====== Records for this exercise ======

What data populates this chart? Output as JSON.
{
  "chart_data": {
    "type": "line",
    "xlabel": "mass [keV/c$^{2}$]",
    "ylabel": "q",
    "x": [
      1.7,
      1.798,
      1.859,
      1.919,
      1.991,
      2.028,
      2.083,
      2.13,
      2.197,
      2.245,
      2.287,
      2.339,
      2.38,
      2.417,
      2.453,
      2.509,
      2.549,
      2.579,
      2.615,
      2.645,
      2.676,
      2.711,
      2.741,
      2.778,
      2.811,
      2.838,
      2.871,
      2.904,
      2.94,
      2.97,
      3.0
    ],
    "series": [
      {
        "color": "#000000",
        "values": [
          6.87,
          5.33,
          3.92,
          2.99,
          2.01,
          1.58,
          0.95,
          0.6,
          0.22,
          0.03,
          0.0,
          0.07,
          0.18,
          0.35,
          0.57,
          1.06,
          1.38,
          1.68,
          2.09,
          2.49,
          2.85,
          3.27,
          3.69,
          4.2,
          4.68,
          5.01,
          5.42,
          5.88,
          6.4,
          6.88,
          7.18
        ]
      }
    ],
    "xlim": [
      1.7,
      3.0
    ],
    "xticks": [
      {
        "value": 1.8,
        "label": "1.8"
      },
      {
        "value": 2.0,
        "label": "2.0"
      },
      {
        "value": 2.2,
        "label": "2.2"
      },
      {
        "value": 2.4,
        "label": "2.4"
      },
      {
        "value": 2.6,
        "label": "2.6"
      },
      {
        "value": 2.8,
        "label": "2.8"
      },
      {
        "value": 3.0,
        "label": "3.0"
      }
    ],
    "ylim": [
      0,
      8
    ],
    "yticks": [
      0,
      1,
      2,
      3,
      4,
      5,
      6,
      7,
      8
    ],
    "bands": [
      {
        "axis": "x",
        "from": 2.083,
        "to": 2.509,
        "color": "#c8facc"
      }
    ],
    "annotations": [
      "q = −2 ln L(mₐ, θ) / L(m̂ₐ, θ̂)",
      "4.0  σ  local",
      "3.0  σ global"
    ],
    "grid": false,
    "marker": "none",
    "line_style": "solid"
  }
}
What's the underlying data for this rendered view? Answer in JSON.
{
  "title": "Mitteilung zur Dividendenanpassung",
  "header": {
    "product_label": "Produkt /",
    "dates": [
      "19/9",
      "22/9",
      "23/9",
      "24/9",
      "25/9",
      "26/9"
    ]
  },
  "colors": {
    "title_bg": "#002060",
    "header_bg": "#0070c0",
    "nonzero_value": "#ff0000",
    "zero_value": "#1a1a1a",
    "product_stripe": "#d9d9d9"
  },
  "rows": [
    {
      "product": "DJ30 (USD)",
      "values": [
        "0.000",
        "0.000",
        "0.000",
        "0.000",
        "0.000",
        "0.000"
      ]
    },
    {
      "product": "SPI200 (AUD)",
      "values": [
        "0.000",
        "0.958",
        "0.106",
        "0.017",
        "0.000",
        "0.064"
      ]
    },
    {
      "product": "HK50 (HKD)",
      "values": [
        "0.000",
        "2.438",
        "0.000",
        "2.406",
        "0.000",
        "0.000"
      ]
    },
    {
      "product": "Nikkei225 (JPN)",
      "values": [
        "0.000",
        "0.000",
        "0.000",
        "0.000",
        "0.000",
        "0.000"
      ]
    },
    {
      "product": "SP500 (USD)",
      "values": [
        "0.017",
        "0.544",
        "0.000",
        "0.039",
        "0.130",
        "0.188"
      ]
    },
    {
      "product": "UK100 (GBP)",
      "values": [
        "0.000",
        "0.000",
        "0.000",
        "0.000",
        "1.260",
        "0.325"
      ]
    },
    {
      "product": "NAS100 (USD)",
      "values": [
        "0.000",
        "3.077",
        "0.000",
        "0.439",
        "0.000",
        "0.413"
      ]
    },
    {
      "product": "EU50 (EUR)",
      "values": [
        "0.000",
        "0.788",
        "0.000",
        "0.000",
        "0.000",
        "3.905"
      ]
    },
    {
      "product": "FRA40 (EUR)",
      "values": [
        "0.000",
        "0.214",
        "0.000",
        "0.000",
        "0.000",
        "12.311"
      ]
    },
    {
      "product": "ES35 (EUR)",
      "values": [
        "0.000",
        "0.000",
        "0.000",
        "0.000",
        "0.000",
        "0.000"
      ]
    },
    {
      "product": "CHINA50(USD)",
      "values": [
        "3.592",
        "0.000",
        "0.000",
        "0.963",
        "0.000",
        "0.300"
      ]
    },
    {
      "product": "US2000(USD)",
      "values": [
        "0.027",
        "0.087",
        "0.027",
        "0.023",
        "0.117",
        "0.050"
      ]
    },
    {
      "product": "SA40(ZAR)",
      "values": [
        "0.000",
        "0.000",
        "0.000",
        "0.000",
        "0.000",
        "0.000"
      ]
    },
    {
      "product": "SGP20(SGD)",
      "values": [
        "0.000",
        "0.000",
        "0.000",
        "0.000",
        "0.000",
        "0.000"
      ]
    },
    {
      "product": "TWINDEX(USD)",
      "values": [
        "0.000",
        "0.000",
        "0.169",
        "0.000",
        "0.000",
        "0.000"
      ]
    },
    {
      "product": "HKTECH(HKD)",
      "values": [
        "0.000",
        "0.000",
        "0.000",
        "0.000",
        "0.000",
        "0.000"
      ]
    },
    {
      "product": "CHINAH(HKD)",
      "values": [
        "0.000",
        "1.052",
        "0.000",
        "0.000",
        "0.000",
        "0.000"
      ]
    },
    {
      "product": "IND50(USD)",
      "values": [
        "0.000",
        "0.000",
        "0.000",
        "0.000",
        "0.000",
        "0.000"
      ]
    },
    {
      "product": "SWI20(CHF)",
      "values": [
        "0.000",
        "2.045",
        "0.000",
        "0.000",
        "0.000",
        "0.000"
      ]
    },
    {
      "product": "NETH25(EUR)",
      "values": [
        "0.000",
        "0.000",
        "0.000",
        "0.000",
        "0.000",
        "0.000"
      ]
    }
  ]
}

======

- Exercise instructions -
From the records above, extract every line exactly as it stands.

- Solution to this task -
What data populates this chart? Output as JSON.
{
  "chart_data": {
    "type": "line",
    "xlabel": "mass [keV/c$^{2}$]",
    "ylabel": "q",
    "x": [
      1.7,
      1.798,
      1.859,
      1.919,
      1.991,
      2.028,
      2.083,
      2.13,
      2.197,
      2.245,
      2.287,
      2.339,
      2.38,
      2.417,
      2.453,
      2.509,
      2.549,
      2.579,
      2.615,
      2.645,
      2.676,
      2.711,
      2.741,
      2.778,
      2.811,
      2.838,
      2.871,
      2.904,
      2.94,
      2.97,
      3.0
    ],
    "series": [
      {
        "color": "#000000",
        "values": [
          6.87,
          5.33,
          3.92,
          2.99,
          2.01,
          1.58,
          0.95,
          0.6,
          0.22,
          0.03,
          0.0,
          0.07,
          0.18,
          0.35,
          0.57,
          1.06,
          1.38,
          1.68,
          2.09,
          2.49,
          2.85,
          3.27,
          3.69,
          4.2,
          4.68,
          5.01,
          5.42,
          5.88,
          6.4,
          6.88,
          7.18
        ]
      }
    ],
    "xlim": [
      1.7,
      3.0
    ],
    "xticks": [
      {
        "value": 1.8,
        "label": "1.8"
      },
      {
        "value": 2.0,
        "label": "2.0"
      },
      {
        "value": 2.2,
        "label": "2.2"
      },
      {
        "value": 2.4,
        "label": "2.4"
      },
      {
        "value": 2.6,
        "label": "2.6"
      },
      {
        "value": 2.8,
        "label": "2.8"
      },
      {
        "value": 3.0,
        "label": "3.0"
      }
    ],
    "ylim": [
      0,
      8
    ],
    "yticks": [
      0,
      1,
      2,
      3,
      4,
      5,
      6,
      7,
      8
    ],
    "bands": [
      {
        "axis": "x",
        "from": 2.083,
        "to": 2.509,
        "color": "#c8facc"
      }
    ],
    "annotations": [
      "q = −2 ln L(mₐ, θ) / L(m̂ₐ, θ̂)",
      "4.0  σ  local",
      "3.0  σ global"
    ],
    "grid": false,
    "marker": "none",
    "line_style": "solid"
  }
}
What's the underlying data for this rendered view? Answer in JSON.
{
  "title": "Mitteilung zur Dividendenanpassung",
  "header": {
    "product_label": "Produkt /",
    "dates": [
      "19/9",
      "22/9",
      "23/9",
      "24/9",
      "25/9",
      "26/9"
    ]
  },
  "colors": {
    "title_bg": "#002060",
    "header_bg": "#0070c0",
    "nonzero_value": "#ff0000",
    "zero_value": "#1a1a1a",
    "product_stripe": "#d9d9d9"
  },
  "rows": [
    {
      "product": "DJ30 (USD)",
      "values": [
        "0.000",
        "0.000",
        "0.000",
        "0.000",
        "0.000",
        "0.000"
      ]
    },
    {
      "product": "SPI200 (AUD)",
      "values": [
        "0.000",
        "0.958",
        "0.106",
        "0.017",
        "0.000",
        "0.064"
      ]
    },
    {
      "product": "HK50 (HKD)",
      "values": [
        "0.000",
        "2.438",
        "0.000",
        "2.406",
        "0.000",
        "0.000"
      ]
    },
    {
      "product": "Nikkei225 (JPN)",
      "values": [
        "0.000",
        "0.000",
        "0.000",
        "0.000",
        "0.000",
        "0.000"
      ]
    },
    {
      "product": "SP500 (USD)",
      "values": [
        "0.017",
        "0.544",
        "0.000",
        "0.039",
        "0.130",
        "0.188"
      ]
    },
    {
      "product": "UK100 (GBP)",
      "values": [
        "0.000",
        "0.000",
        "0.000",
        "0.000",
        "1.260",
        "0.325"
      ]
    },
    {
      "product": "NAS100 (USD)",
      "values": [
        "0.000",
        "3.077",
        "0.000",
        "0.439",
        "0.000",
        "0.413"
      ]
    },
    {
      "product": "EU50 (EUR)",
      "values": [
        "0.000",
        "0.788",
        "0.000",
        "0.000",
        "0.000",
        "3.905"
      ]
    },
    {
      "product": "FRA40 (EUR)",
      "values": [
        "0.000",
        "0.214",
        "0.000",
        "0.000",
        "0.000",
        "12.311"
      ]
    },
    {
      "product": "ES35 (EUR)",
      "values": [
        "0.000",
        "0.000",
        "0.000",
        "0.000",
        "0.000",
        "0.000"
      ]
    },
    {
      "product": "CHINA50(USD)",
      "values": [
        "3.592",
        "0.000",
        "0.000",
        "0.963",
        "0.000",
        "0.300"
      ]
    },
    {
      "product": "US2000(USD)",
      "values": [
        "0.027",
        "0.087",
        "0.027",
        "0.023",
        "0.117",
        "0.050"
      ]
    },
    {
      "product": "SA40(ZAR)",
      "values": [
        "0.000",
        "0.000",
        "0.000",
        "0.000",
        "0.000",
        "0.000"
      ]
    },
    {
      "product": "SGP20(SGD)",
      "values": [
        "0.000",
        "0.000",
        "0.000",
        "0.000",
        "0.000",
        "0.000"
      ]
    },
    {
      "product": "TWINDEX(USD)",
      "values": [
        "0.000",
        "0.000",
        "0.169",
        "0.000",
        "0.000",
        "0.000"
      ]
    },
    {
      "product": "HKTECH(HKD)",
      "values": [
        "0.000",
        "0.000",
        "0.000",
        "0.000",
        "0.000",
        "0.000"
      ]
    },
    {
      "product": "CHINAH(HKD)",
      "values": [
        "0.000",
        "1.052",
        "0.000",
        "0.000",
        "0.000",
        "0.000"
      ]
    },
    {
      "product": "IND50(USD)",
      "values": [
        "0.000",
        "0.000",
        "0.000",
        "0.000",
        "0.000",
        "0.000"
      ]
    },
    {
      "product": "SWI20(CHF)",
      "values": [
        "0.000",
        "2.045",
        "0.000",
        "0.000",
        "0.000",
        "0.000"
      ]
    },
    {
      "product": "NETH25(EUR)",
      "values": [
        "0.000",
        "0.000",
        "0.000",
        "0.000",
        "0.000",
        "0.000"
      ]
    }
  ]
}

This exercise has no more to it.